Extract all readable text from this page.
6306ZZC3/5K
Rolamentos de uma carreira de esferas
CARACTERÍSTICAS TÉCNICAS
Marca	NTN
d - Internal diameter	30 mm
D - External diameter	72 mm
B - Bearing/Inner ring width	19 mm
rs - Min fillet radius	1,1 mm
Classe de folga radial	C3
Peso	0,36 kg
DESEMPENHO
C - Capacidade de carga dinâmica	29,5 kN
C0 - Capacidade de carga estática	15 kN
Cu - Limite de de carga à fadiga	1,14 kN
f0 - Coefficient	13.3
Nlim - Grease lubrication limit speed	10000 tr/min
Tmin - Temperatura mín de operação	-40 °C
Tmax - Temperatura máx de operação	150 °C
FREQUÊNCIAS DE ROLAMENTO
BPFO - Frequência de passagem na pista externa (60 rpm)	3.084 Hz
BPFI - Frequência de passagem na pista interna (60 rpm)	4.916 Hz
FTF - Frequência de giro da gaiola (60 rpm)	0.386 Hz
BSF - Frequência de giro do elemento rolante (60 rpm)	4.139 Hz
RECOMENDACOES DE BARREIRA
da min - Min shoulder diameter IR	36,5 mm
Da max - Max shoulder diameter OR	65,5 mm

==*==

* **Task instructions**
Report every line containing the word "operação" from the listing above.

* **Output of the task**
Tmin - Temperatura mín de operação	-40 °C
Tmax - Temperatura máx de operação	150 °C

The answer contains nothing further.